# [SHORT TASK]
Search the material for the word "ökat" and copy each line that holds it.

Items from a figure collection
________

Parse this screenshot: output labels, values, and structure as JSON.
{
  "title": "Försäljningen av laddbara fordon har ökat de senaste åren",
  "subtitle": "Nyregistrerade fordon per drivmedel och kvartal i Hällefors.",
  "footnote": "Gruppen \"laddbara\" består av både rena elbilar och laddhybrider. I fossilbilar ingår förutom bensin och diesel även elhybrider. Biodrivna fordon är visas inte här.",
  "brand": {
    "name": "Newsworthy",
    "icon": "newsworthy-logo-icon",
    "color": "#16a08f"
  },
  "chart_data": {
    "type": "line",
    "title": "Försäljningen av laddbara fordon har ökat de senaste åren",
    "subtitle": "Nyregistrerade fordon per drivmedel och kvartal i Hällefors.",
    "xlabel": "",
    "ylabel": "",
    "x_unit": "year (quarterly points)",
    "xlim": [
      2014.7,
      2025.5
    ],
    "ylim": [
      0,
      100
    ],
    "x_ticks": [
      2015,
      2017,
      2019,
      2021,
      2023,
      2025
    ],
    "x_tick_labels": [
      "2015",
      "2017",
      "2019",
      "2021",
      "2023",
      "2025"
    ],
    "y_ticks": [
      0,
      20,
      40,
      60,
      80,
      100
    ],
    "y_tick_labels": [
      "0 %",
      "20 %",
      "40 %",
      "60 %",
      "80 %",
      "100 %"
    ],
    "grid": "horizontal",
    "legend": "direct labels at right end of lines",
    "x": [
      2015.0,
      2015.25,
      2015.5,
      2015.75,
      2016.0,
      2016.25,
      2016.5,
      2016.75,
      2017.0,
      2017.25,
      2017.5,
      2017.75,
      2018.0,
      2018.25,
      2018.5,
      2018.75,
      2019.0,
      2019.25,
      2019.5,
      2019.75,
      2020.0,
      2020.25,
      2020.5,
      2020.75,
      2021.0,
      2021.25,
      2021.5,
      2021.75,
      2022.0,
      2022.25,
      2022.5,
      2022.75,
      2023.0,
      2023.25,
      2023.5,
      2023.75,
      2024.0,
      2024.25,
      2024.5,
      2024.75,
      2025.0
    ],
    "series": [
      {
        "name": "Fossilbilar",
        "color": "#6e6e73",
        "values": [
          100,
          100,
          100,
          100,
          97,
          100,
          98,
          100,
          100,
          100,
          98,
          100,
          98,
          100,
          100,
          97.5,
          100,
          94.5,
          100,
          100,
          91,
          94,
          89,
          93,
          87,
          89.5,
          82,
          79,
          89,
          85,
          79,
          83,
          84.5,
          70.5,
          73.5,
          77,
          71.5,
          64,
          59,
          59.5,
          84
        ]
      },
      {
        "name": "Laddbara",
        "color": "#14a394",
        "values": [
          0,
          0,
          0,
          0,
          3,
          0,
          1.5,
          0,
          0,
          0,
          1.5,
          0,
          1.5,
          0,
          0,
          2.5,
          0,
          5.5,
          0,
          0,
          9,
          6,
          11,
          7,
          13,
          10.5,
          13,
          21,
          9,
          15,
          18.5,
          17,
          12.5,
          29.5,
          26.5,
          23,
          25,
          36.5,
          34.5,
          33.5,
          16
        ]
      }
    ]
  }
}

________

# [OUTPUT OF THE EXERCISE]
  "title": "Försäljningen av laddbara fordon har ökat de senaste åren",
    "title": "Försäljningen av laddbara fordon har ökat de senaste åren",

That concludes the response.